Figure contents as structured data:
────────────────
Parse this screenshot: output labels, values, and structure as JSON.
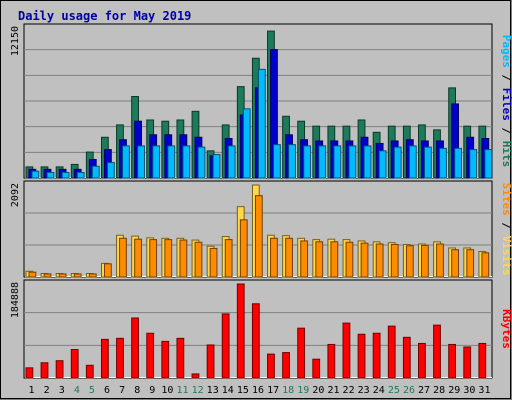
{
  "chart_data": {
    "type": "bar",
    "title": "Daily usage for May 2019",
    "categories": [
      "1",
      "2",
      "3",
      "4",
      "5",
      "6",
      "7",
      "8",
      "9",
      "10",
      "11",
      "12",
      "13",
      "14",
      "15",
      "16",
      "17",
      "18",
      "19",
      "20",
      "21",
      "22",
      "23",
      "24",
      "25",
      "26",
      "27",
      "28",
      "29",
      "30",
      "31"
    ],
    "weekend_days": [
      "4",
      "5",
      "11",
      "12",
      "18",
      "19",
      "25",
      "26"
    ],
    "panels": [
      {
        "id": "hits",
        "max_label": "12150",
        "ylim": [
          0,
          12150
        ],
        "series": [
          {
            "name": "Hits",
            "color": "#1d7a5a",
            "values": [
              900,
              900,
              900,
              1100,
              2100,
              3300,
              4300,
              6600,
              4700,
              4600,
              4700,
              5400,
              2200,
              4300,
              7400,
              9700,
              11900,
              5000,
              4600,
              4200,
              4200,
              4200,
              4700,
              3700,
              4200,
              4200,
              4300,
              3900,
              7300,
              4200,
              4200
            ]
          },
          {
            "name": "Files",
            "color": "#0000cc",
            "values": [
              700,
              700,
              700,
              700,
              1500,
              2300,
              3100,
              4600,
              3500,
              3500,
              3500,
              3300,
              1800,
              3200,
              5100,
              7300,
              10400,
              3500,
              3100,
              3000,
              3000,
              3000,
              3300,
              2800,
              3000,
              3100,
              3000,
              3000,
              6000,
              3300,
              3200
            ]
          },
          {
            "name": "Pages",
            "color": "#00bbff",
            "values": [
              550,
              450,
              450,
              450,
              950,
              1250,
              2600,
              2600,
              2600,
              2600,
              2600,
              2500,
              1900,
              2600,
              5600,
              8800,
              2700,
              2700,
              2600,
              2600,
              2600,
              2600,
              2600,
              2200,
              2500,
              2600,
              2500,
              2400,
              2400,
              2300,
              2300
            ]
          }
        ],
        "axis_labels": [
          "Pages",
          "Files",
          "Hits"
        ]
      },
      {
        "id": "visits",
        "max_label": "2092",
        "ylim": [
          0,
          2092
        ],
        "series": [
          {
            "name": "Visits",
            "color": "#ffd84a",
            "values": [
              130,
              80,
              80,
              80,
              80,
              310,
              950,
              930,
              890,
              880,
              880,
              840,
              700,
              920,
              1600,
              2092,
              950,
              940,
              880,
              850,
              860,
              850,
              820,
              800,
              780,
              740,
              750,
              800,
              660,
              660,
              580
            ]
          },
          {
            "name": "Sites",
            "color": "#ff8c00",
            "values": [
              110,
              70,
              70,
              70,
              70,
              300,
              880,
              860,
              850,
              850,
              840,
              790,
              650,
              850,
              1300,
              1850,
              880,
              880,
              820,
              800,
              800,
              790,
              770,
              750,
              740,
              710,
              720,
              750,
              620,
              620,
              550
            ]
          }
        ],
        "axis_labels": [
          "Sites",
          "Visits"
        ]
      },
      {
        "id": "kbytes",
        "max_label": "184888",
        "ylim": [
          0,
          184888
        ],
        "series": [
          {
            "name": "KBytes",
            "color": "#ff0000",
            "values": [
              20000,
              30000,
              34000,
              56000,
              25000,
              76000,
              78000,
              118000,
              88000,
              72000,
              78000,
              8000,
              65000,
              126000,
              184888,
              146000,
              47000,
              50000,
              98000,
              37000,
              66000,
              108000,
              86000,
              88000,
              102000,
              80000,
              68000,
              104000,
              66000,
              61000,
              68000
            ]
          }
        ],
        "axis_labels": [
          "KBytes"
        ]
      }
    ],
    "grid": true,
    "legend": "right-vertical"
  }
}
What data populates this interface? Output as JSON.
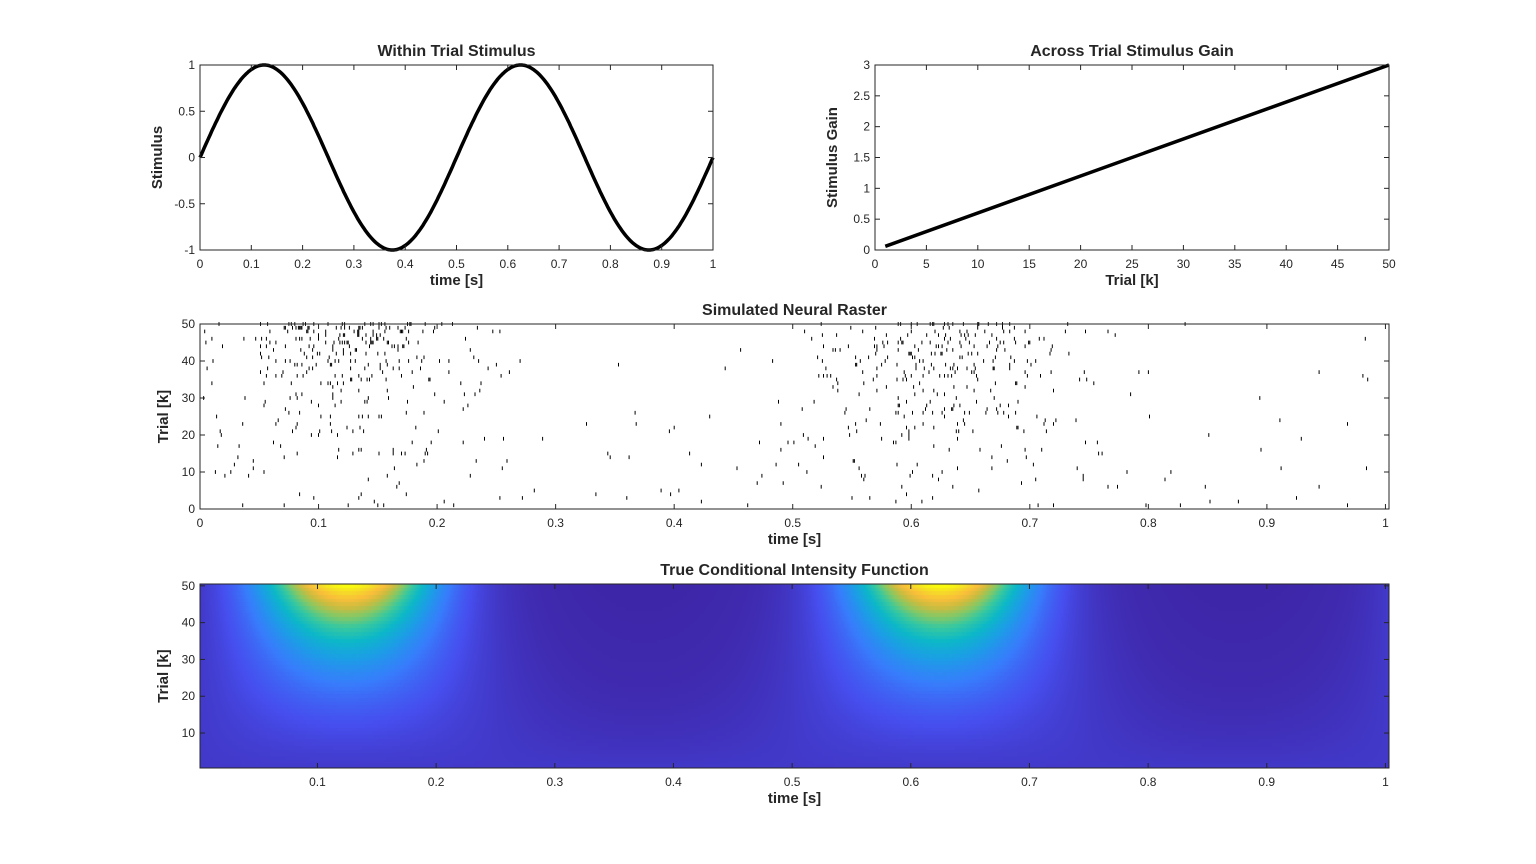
{
  "chart_data": [
    {
      "type": "line",
      "title": "Within Trial Stimulus",
      "xlabel": "time [s]",
      "ylabel": "Stimulus",
      "xlim": [
        0,
        1
      ],
      "ylim": [
        -1,
        1
      ],
      "xticks": [
        "0",
        "0.1",
        "0.2",
        "0.3",
        "0.4",
        "0.5",
        "0.6",
        "0.7",
        "0.8",
        "0.9",
        "1"
      ],
      "yticks": [
        "-1",
        "-0.5",
        "0",
        "0.5",
        "1"
      ],
      "function": "sin(2*pi*2*t)",
      "frequency_hz": 2,
      "color": "#000000"
    },
    {
      "type": "line",
      "title": "Across Trial Stimulus Gain",
      "xlabel": "Trial [k]",
      "ylabel": "Stimulus Gain",
      "xlim": [
        0,
        50
      ],
      "ylim": [
        0,
        3
      ],
      "xticks": [
        "0",
        "5",
        "10",
        "15",
        "20",
        "25",
        "30",
        "35",
        "40",
        "45",
        "50"
      ],
      "yticks": [
        "0",
        "0.5",
        "1",
        "1.5",
        "2",
        "2.5",
        "3"
      ],
      "x": [
        1,
        50
      ],
      "y": [
        0.06,
        3
      ],
      "color": "#000000"
    },
    {
      "type": "scatter",
      "subtype": "raster",
      "title": "Simulated Neural Raster",
      "xlabel": "time [s]",
      "ylabel": "Trial [k]",
      "xlim": [
        0,
        1
      ],
      "ylim": [
        0,
        50
      ],
      "xticks": [
        "0",
        "0.1",
        "0.2",
        "0.3",
        "0.4",
        "0.5",
        "0.6",
        "0.7",
        "0.8",
        "0.9",
        "1"
      ],
      "yticks": [
        "0",
        "10",
        "20",
        "30",
        "40",
        "50"
      ],
      "trials": 50,
      "color": "#000000"
    },
    {
      "type": "heatmap",
      "title": "True Conditional Intensity Function",
      "xlabel": "time [s]",
      "ylabel": "Trial [k]",
      "xlim": [
        0,
        1
      ],
      "ylim": [
        1,
        50
      ],
      "xticks": [
        "0.1",
        "0.2",
        "0.3",
        "0.4",
        "0.5",
        "0.6",
        "0.7",
        "0.8",
        "0.9",
        "1"
      ],
      "yticks": [
        "10",
        "20",
        "30",
        "40",
        "50"
      ],
      "colormap": "parula"
    }
  ]
}
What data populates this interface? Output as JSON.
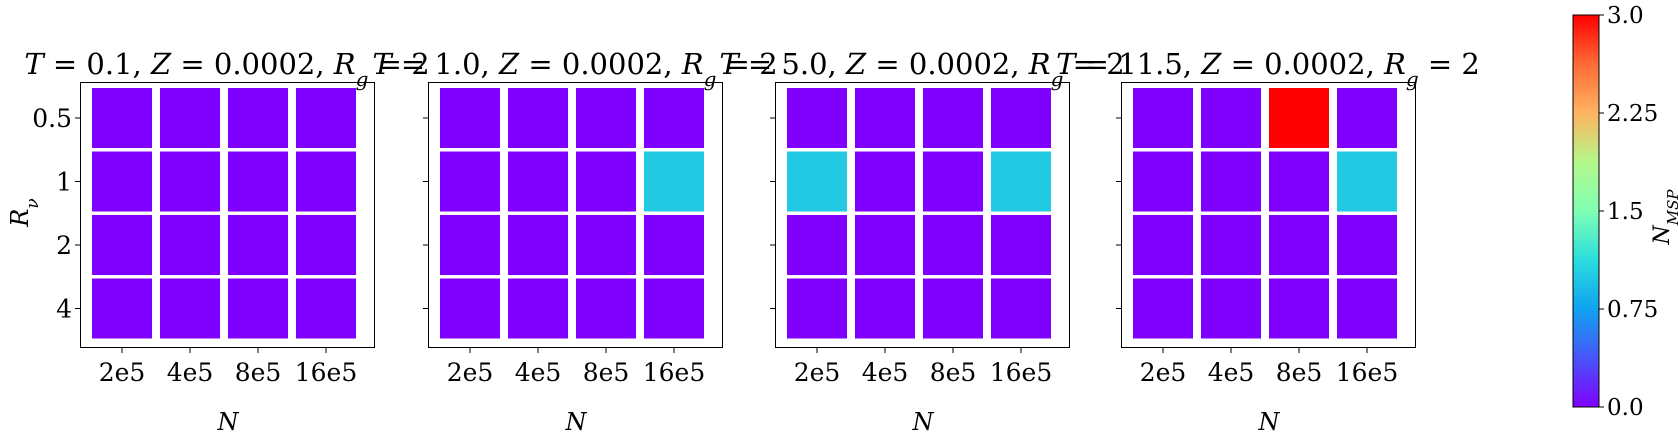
{
  "chart_data": [
    {
      "type": "heatmap",
      "title": "T = 0.1, Z = 0.0002, R_g = 2",
      "title_parts": {
        "T": "0.1",
        "Z": "0.0002",
        "Rg": "2"
      },
      "x_categories": [
        "2e5",
        "4e5",
        "8e5",
        "16e5"
      ],
      "y_categories": [
        "0.5",
        "1",
        "2",
        "4"
      ],
      "xlabel": "N",
      "ylabel": "R_ν",
      "values": [
        [
          0,
          0,
          0,
          0
        ],
        [
          0,
          0,
          0,
          0
        ],
        [
          0,
          0,
          0,
          0
        ],
        [
          0,
          0,
          0,
          0
        ]
      ]
    },
    {
      "type": "heatmap",
      "title": "T = 1.0, Z = 0.0002, R_g = 2",
      "title_parts": {
        "T": "1.0",
        "Z": "0.0002",
        "Rg": "2"
      },
      "x_categories": [
        "2e5",
        "4e5",
        "8e5",
        "16e5"
      ],
      "y_categories": [
        "0.5",
        "1",
        "2",
        "4"
      ],
      "xlabel": "N",
      "ylabel": "",
      "values": [
        [
          0,
          0,
          0,
          0
        ],
        [
          0,
          0,
          0,
          1
        ],
        [
          0,
          0,
          0,
          0
        ],
        [
          0,
          0,
          0,
          0
        ]
      ]
    },
    {
      "type": "heatmap",
      "title": "T = 5.0, Z = 0.0002, R_g = 2",
      "title_parts": {
        "T": "5.0",
        "Z": "0.0002",
        "Rg": "2"
      },
      "x_categories": [
        "2e5",
        "4e5",
        "8e5",
        "16e5"
      ],
      "y_categories": [
        "0.5",
        "1",
        "2",
        "4"
      ],
      "xlabel": "N",
      "ylabel": "",
      "values": [
        [
          0,
          0,
          0,
          0
        ],
        [
          1,
          0,
          0,
          1
        ],
        [
          0,
          0,
          0,
          0
        ],
        [
          0,
          0,
          0,
          0
        ]
      ]
    },
    {
      "type": "heatmap",
      "title": "T = 11.5, Z = 0.0002, R_g = 2",
      "title_parts": {
        "T": "11.5",
        "Z": "0.0002",
        "Rg": "2"
      },
      "x_categories": [
        "2e5",
        "4e5",
        "8e5",
        "16e5"
      ],
      "y_categories": [
        "0.5",
        "1",
        "2",
        "4"
      ],
      "xlabel": "N",
      "ylabel": "",
      "values": [
        [
          0,
          0,
          3,
          0
        ],
        [
          0,
          0,
          0,
          1
        ],
        [
          0,
          0,
          0,
          0
        ],
        [
          0,
          0,
          0,
          0
        ]
      ]
    }
  ],
  "colorbar": {
    "label": "N_MSP",
    "label_main": "N",
    "label_sub": "MSP",
    "colormap": "rainbow",
    "range": [
      0.0,
      3.0
    ],
    "ticks": [
      "0.0",
      "0.75",
      "1.5",
      "2.25",
      "3.0"
    ]
  }
}
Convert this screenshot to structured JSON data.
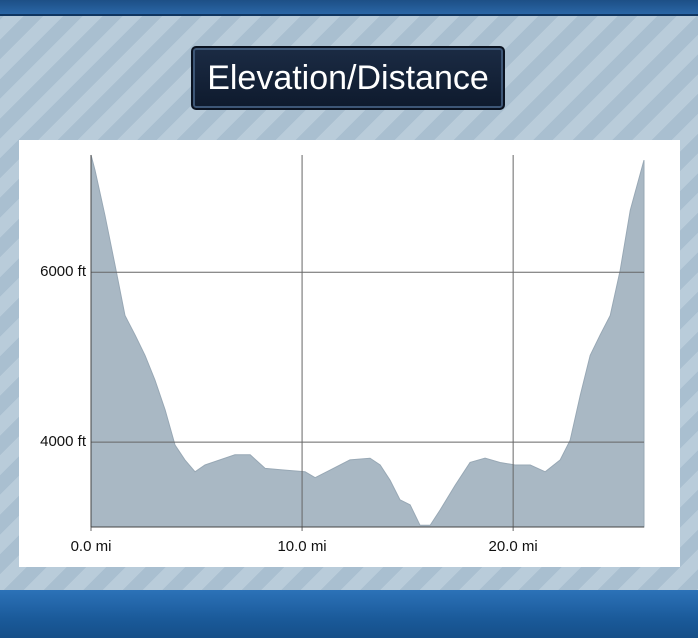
{
  "chart_data": {
    "type": "area",
    "title": "Elevation/Distance",
    "x": [
      0,
      0.19,
      0.66,
      1.14,
      1.61,
      2.09,
      2.56,
      3.03,
      3.51,
      3.98,
      4.45,
      4.93,
      5.4,
      6.11,
      6.82,
      7.54,
      8.25,
      9.19,
      10.14,
      10.62,
      11.33,
      12.27,
      13.22,
      13.7,
      14.17,
      14.64,
      15.12,
      15.59,
      16.07,
      16.54,
      17.25,
      17.96,
      18.67,
      19.38,
      20.09,
      20.81,
      21.52,
      22.23,
      22.7,
      23.18,
      23.65,
      24.12,
      24.6,
      25.07,
      25.55,
      26.2
    ],
    "values": [
      7380,
      7200,
      6670,
      6080,
      5490,
      5260,
      5020,
      4730,
      4380,
      3965,
      3790,
      3650,
      3730,
      3790,
      3850,
      3850,
      3690,
      3670,
      3650,
      3580,
      3670,
      3790,
      3810,
      3730,
      3550,
      3320,
      3260,
      3020,
      3020,
      3200,
      3490,
      3760,
      3810,
      3760,
      3730,
      3730,
      3650,
      3790,
      4020,
      4550,
      5020,
      5260,
      5490,
      6020,
      6730,
      7320
    ],
    "color": "#a9b8c4",
    "xlim": [
      0,
      26.2
    ],
    "ylim": [
      3000,
      7380
    ],
    "xticks": [
      {
        "value": 0,
        "label": "0.0 mi"
      },
      {
        "value": 10,
        "label": "10.0 mi"
      },
      {
        "value": 20,
        "label": "20.0 mi"
      }
    ],
    "yticks": [
      {
        "value": 4000,
        "label": "4000 ft"
      },
      {
        "value": 6000,
        "label": "6000 ft"
      }
    ],
    "grid": true
  }
}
────────────────
Lines that include the word "screenshot" are to be extracted from the data above.

▶ [COMPLETED TASK]
Parse this screenshot: output labels, values, and structure as JSON.
Convert this screenshot to structured JSON data.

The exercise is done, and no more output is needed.